▶ [THE TASK] Reproduce, without any alteration, the entries from the line with "staticText: 备忘录 [384,1817,450,1845]" up to and including the line with "staticText: 倒计时 [622,1817,688,1845]".

[Stored data entries]
== == ==

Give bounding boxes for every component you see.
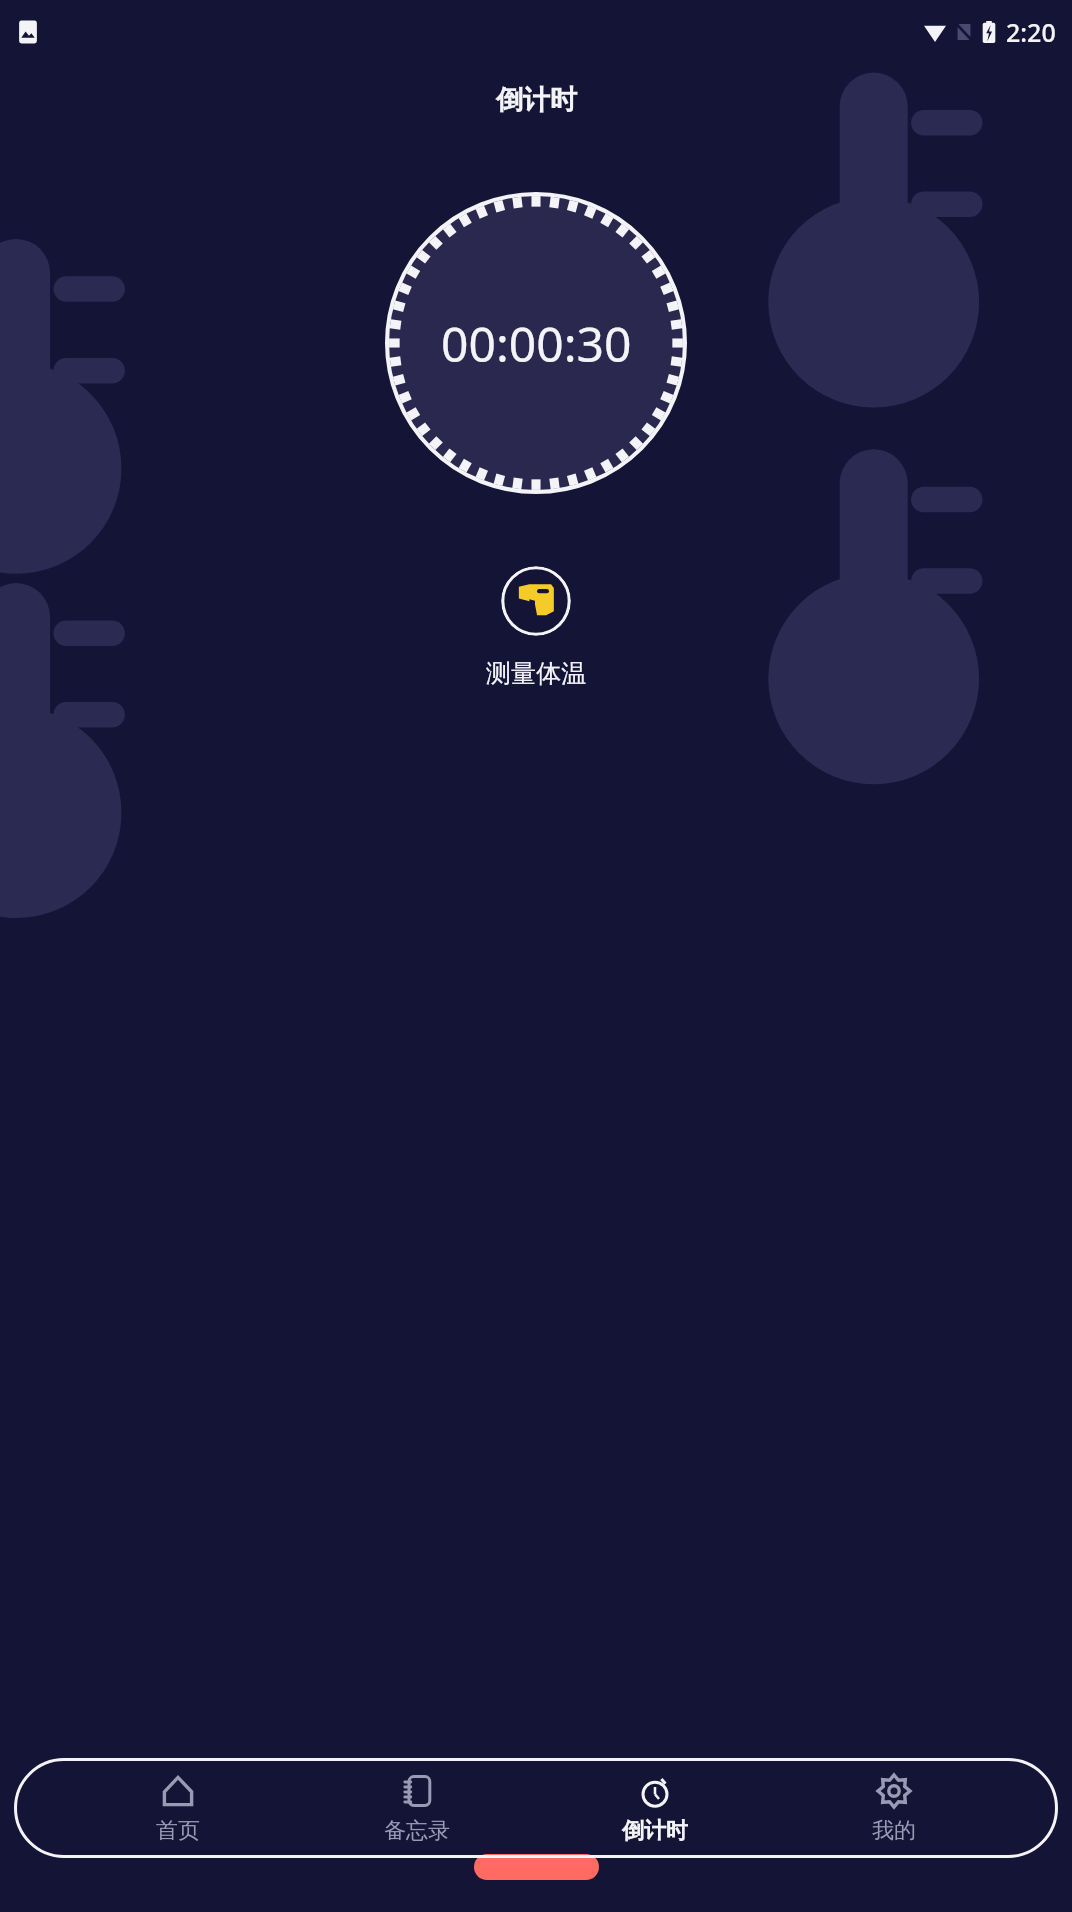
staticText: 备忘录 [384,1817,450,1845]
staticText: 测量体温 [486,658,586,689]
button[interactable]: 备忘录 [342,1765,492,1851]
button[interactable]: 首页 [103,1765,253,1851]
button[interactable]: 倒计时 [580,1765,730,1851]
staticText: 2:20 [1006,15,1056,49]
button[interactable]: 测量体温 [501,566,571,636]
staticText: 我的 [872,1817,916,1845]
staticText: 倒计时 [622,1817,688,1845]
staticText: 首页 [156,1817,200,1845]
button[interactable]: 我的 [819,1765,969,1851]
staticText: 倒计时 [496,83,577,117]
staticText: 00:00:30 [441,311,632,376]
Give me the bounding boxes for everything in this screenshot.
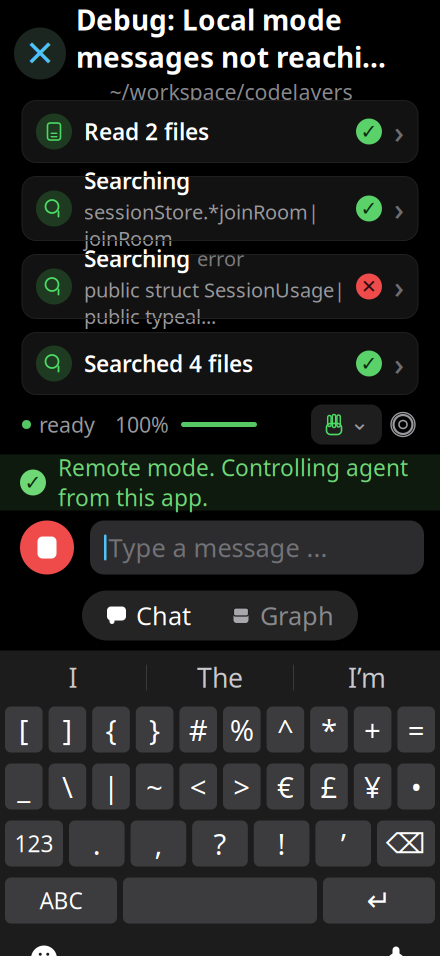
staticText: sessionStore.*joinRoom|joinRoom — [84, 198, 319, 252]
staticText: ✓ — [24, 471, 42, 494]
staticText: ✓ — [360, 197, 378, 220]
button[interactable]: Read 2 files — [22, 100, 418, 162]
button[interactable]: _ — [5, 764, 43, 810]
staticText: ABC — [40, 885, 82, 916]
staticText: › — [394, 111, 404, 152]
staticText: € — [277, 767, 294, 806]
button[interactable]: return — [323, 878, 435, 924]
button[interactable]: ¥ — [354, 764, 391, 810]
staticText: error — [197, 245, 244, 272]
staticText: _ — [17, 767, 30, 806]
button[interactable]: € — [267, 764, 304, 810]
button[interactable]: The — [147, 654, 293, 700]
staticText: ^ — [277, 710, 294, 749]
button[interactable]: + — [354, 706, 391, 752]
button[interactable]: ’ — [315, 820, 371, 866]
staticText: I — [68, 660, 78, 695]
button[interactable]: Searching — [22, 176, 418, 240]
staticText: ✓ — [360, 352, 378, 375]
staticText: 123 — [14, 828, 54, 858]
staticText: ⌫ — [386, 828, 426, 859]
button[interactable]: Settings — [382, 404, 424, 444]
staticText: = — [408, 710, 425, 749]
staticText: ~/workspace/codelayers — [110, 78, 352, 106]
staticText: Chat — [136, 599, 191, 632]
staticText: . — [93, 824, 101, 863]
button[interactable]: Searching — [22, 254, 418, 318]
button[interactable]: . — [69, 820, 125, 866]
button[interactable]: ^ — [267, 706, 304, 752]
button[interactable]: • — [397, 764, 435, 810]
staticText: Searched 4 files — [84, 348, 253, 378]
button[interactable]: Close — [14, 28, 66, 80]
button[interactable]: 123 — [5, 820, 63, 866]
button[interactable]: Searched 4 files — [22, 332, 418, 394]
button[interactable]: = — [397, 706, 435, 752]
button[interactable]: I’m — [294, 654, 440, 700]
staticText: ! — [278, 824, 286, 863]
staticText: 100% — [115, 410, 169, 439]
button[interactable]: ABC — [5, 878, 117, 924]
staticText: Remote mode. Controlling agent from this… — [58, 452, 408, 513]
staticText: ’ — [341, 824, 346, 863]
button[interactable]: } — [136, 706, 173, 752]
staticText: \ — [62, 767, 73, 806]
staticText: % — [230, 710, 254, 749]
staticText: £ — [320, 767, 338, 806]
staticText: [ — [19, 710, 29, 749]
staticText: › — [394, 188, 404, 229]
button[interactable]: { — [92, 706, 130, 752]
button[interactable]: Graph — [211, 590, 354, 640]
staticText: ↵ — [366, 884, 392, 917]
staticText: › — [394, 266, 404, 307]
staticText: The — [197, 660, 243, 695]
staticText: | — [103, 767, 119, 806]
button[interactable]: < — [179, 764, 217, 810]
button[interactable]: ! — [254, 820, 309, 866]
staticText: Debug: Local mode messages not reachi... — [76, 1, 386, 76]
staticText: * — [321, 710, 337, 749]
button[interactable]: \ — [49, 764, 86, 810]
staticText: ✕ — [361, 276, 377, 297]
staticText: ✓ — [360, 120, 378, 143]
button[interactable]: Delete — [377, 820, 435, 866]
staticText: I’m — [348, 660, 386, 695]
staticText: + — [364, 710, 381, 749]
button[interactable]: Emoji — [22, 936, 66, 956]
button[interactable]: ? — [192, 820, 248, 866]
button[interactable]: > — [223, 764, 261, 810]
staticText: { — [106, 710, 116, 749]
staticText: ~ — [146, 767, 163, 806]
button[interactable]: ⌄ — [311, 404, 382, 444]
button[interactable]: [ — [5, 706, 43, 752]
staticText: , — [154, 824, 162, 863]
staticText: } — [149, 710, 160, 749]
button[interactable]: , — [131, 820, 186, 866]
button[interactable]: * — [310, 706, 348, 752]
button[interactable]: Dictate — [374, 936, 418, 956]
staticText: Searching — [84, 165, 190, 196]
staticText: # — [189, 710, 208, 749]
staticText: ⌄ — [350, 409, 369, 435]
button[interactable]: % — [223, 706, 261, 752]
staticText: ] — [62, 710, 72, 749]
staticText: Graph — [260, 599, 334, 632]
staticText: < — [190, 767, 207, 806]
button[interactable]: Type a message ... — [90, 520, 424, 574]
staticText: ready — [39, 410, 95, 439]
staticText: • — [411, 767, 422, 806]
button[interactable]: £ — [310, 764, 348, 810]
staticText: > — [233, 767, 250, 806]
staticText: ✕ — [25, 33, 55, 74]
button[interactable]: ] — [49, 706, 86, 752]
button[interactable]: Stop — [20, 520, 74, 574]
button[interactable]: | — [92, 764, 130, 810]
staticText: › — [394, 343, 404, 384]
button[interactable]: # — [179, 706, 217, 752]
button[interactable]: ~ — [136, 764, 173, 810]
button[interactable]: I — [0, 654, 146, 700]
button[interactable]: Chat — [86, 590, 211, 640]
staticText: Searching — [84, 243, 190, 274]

== == ==

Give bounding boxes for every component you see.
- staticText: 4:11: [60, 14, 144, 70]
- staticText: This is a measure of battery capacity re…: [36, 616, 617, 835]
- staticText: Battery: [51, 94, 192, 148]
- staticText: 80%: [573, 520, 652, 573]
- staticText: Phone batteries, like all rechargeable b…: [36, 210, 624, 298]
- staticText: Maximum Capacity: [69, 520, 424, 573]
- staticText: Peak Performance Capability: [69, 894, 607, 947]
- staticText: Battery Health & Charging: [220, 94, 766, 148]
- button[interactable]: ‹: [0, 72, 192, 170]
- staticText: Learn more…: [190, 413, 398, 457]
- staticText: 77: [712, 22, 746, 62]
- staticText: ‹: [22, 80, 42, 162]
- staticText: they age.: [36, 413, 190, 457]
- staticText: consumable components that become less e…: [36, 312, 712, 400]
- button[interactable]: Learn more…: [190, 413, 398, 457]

== == ==

▶ [SOLUTION FOR THIS PROBLEM]
staticText: 备忘录 [384,1817,450,1845]
staticText: 测量体温 [486,658,586,689]
button[interactable]: 备忘录 [342,1765,492,1851]
button[interactable]: 首页 [103,1765,253,1851]
button[interactable]: 倒计时 [580,1765,730,1851]
staticText: 2:20 [1006,15,1056,49]
button[interactable]: 测量体温 [501,566,571,636]
staticText: 我的 [872,1817,916,1845]
staticText: 倒计时 [622,1817,688,1845]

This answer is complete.